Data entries
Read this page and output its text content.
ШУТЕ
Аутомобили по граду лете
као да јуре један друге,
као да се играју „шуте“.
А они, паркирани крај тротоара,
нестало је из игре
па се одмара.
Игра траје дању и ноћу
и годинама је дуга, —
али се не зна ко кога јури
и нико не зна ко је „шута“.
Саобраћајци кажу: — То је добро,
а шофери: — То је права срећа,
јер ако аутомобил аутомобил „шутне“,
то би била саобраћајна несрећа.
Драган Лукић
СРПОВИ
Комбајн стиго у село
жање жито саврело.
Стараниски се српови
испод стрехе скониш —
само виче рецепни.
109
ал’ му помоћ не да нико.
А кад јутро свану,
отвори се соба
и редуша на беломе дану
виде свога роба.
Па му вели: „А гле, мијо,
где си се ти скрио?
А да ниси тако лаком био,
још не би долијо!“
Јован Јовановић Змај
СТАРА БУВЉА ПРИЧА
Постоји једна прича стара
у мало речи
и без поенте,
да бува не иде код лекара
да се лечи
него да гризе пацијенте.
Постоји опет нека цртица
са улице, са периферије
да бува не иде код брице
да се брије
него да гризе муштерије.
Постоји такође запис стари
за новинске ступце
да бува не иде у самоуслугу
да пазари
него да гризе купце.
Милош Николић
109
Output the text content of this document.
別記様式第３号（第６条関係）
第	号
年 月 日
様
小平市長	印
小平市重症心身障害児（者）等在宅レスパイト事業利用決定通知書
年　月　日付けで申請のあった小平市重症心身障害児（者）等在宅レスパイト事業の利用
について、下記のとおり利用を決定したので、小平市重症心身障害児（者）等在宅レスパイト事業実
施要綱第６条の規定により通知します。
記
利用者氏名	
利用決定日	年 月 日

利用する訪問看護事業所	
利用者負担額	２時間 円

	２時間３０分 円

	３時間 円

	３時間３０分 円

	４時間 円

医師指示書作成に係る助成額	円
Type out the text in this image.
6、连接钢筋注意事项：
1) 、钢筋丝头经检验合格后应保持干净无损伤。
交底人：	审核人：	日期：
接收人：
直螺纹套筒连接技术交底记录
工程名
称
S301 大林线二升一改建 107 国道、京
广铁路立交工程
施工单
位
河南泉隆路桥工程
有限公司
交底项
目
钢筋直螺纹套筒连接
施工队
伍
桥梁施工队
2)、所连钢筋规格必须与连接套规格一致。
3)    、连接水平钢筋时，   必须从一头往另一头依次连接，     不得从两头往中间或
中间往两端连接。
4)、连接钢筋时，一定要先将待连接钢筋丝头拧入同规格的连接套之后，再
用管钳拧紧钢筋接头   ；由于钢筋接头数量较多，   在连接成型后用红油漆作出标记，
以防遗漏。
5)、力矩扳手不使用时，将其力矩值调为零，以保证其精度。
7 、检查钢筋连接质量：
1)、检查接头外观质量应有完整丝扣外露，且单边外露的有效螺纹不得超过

=== What is being asked ===
Exactly reproduce all of the entries above.

=== Result of this task ===
Read this page and output its text content.
ШУТЕ
Аутомобили по граду лете
као да јуре један друге,
као да се играју „шуте“.
А они, паркирани крај тротоара,
нестало је из игре
па се одмара.
Игра траје дању и ноћу
и годинама је дуга, —
али се не зна ко кога јури
и нико не зна ко је „шута“.
Саобраћајци кажу: — То је добро,
а шофери: — То је права срећа,
јер ако аутомобил аутомобил „шутне“,
то би била саобраћајна несрећа.
Драган Лукић
СРПОВИ
Комбајн стиго у село
жање жито саврело.
Стараниски се српови
испод стрехе скониш —
само виче рецепни.
109
ал’ му помоћ не да нико.
А кад јутро свану,
отвори се соба
и редуша на беломе дану
виде свога роба.
Па му вели: „А гле, мијо,
где си се ти скрио?
А да ниси тако лаком био,
још не би долијо!“
Јован Јовановић Змај
СТАРА БУВЉА ПРИЧА
Постоји једна прича стара
у мало речи
и без поенте,
да бува не иде код лекара
да се лечи
него да гризе пацијенте.
Постоји опет нека цртица
са улице, са периферије
да бува не иде код брице
да се брије
него да гризе муштерије.
Постоји такође запис стари
за новинске ступце
да бува не иде у самоуслугу
да пазари
него да гризе купце.
Милош Николић
109
Output the text content of this document.
別記様式第３号（第６条関係）
第	号
年 月 日
様
小平市長	印
小平市重症心身障害児（者）等在宅レスパイト事業利用決定通知書
年　月　日付けで申請のあった小平市重症心身障害児（者）等在宅レスパイト事業の利用
について、下記のとおり利用を決定したので、小平市重症心身障害児（者）等在宅レスパイト事業実
施要綱第６条の規定により通知します。
記
利用者氏名	
利用決定日	年 月 日

利用する訪問看護事業所	
利用者負担額	２時間 円

	２時間３０分 円

	３時間 円

	３時間３０分 円

	４時間 円

医師指示書作成に係る助成額	円
Type out the text in this image.
6、连接钢筋注意事项：
1) 、钢筋丝头经检验合格后应保持干净无损伤。
交底人：	审核人：	日期：
接收人：
直螺纹套筒连接技术交底记录
工程名
称
S301 大林线二升一改建 107 国道、京
广铁路立交工程
施工单
位
河南泉隆路桥工程
有限公司
交底项
目
钢筋直螺纹套筒连接
施工队
伍
桥梁施工队
2)、所连钢筋规格必须与连接套规格一致。
3)    、连接水平钢筋时，   必须从一头往另一头依次连接，     不得从两头往中间或
中间往两端连接。
4)、连接钢筋时，一定要先将待连接钢筋丝头拧入同规格的连接套之后，再
用管钳拧紧钢筋接头   ；由于钢筋接头数量较多，   在连接成型后用红油漆作出标记，
以防遗漏。
5)、力矩扳手不使用时，将其力矩值调为零，以保证其精度。
7 、检查钢筋连接质量：
1)、检查接头外观质量应有完整丝扣外露，且单边外露的有效螺纹不得超过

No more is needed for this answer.